| GIVEN RECORDS |

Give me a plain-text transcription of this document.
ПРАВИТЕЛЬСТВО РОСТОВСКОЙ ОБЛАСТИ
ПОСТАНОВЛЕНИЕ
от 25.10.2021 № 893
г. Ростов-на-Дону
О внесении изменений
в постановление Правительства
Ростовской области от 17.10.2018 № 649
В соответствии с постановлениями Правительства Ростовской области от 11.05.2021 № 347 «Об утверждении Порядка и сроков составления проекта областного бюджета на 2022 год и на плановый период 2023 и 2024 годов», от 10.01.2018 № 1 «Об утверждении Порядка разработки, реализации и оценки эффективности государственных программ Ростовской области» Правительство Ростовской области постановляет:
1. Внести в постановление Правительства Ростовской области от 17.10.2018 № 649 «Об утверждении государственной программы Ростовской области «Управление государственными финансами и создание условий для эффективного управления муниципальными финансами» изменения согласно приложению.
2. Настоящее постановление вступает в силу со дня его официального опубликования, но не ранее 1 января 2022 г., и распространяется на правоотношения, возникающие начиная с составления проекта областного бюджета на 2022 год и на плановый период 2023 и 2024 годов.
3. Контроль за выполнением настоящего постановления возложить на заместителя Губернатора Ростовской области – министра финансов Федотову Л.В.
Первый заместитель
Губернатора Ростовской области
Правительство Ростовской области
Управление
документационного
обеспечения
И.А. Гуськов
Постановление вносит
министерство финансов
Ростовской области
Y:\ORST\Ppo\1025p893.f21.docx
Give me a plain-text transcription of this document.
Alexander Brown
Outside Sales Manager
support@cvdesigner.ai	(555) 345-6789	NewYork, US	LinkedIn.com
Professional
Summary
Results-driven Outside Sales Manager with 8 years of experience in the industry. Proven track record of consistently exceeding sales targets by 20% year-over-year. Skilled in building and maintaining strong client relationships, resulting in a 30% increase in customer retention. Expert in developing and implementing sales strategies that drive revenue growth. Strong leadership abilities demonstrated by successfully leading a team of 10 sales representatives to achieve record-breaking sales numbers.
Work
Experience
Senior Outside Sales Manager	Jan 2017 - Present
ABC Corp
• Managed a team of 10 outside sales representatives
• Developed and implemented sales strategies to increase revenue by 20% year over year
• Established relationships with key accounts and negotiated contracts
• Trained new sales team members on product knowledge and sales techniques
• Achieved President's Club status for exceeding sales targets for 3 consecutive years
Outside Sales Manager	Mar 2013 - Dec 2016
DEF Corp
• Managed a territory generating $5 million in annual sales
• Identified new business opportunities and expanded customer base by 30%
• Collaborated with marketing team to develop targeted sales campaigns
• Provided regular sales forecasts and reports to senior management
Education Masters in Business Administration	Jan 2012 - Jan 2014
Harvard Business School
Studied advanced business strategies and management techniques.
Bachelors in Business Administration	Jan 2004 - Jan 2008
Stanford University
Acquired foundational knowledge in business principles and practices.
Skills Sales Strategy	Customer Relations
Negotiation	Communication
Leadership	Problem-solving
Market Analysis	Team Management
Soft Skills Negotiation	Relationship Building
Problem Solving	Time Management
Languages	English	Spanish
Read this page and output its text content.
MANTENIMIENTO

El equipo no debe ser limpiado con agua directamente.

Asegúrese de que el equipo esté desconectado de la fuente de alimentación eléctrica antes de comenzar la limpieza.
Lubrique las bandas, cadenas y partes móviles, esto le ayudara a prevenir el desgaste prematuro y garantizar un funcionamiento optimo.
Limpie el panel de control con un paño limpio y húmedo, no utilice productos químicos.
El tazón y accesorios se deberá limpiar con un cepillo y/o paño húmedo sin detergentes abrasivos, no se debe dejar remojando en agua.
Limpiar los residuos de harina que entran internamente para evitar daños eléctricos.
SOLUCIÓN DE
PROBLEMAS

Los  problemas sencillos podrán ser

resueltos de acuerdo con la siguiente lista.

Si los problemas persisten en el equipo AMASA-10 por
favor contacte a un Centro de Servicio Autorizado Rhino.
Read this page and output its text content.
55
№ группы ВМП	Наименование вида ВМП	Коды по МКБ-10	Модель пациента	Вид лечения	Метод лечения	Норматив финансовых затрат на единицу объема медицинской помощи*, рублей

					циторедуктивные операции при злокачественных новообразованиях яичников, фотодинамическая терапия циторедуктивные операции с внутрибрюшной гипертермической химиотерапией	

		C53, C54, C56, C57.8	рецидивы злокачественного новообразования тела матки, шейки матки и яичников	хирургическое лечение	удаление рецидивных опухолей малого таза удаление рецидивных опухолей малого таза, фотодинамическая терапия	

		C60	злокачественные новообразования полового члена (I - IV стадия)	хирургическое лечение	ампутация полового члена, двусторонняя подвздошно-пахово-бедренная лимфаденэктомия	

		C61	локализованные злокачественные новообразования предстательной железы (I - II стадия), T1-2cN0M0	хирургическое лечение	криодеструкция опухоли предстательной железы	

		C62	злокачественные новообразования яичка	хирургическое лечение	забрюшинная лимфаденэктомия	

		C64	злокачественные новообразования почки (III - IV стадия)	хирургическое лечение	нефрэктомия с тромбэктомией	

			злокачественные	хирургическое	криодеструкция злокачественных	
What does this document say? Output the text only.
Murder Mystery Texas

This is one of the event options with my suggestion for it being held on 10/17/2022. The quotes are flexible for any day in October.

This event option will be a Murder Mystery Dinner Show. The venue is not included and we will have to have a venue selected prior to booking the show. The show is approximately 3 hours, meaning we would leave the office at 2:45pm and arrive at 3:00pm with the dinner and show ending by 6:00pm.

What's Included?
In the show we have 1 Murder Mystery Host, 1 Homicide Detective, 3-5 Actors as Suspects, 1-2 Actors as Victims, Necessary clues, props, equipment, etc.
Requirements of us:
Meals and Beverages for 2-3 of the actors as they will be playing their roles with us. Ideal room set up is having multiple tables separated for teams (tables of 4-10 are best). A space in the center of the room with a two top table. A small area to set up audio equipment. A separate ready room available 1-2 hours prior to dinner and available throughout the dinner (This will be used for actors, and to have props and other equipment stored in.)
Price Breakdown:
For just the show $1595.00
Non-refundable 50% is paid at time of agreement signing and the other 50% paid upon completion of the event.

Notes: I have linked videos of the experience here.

| GIVEN PROBLEM |
Find each line with the string "Управление" and copy it out.

| FINISHED TASK |
1. Внести в постановление Правительства Ростовской области от 17.10.2018 № 649 «Об утверждении государственной программы Ростовской области «Управление государственными финансами и создание условий для эффективного управления муниципальными финансами» изменения согласно приложению.
Управление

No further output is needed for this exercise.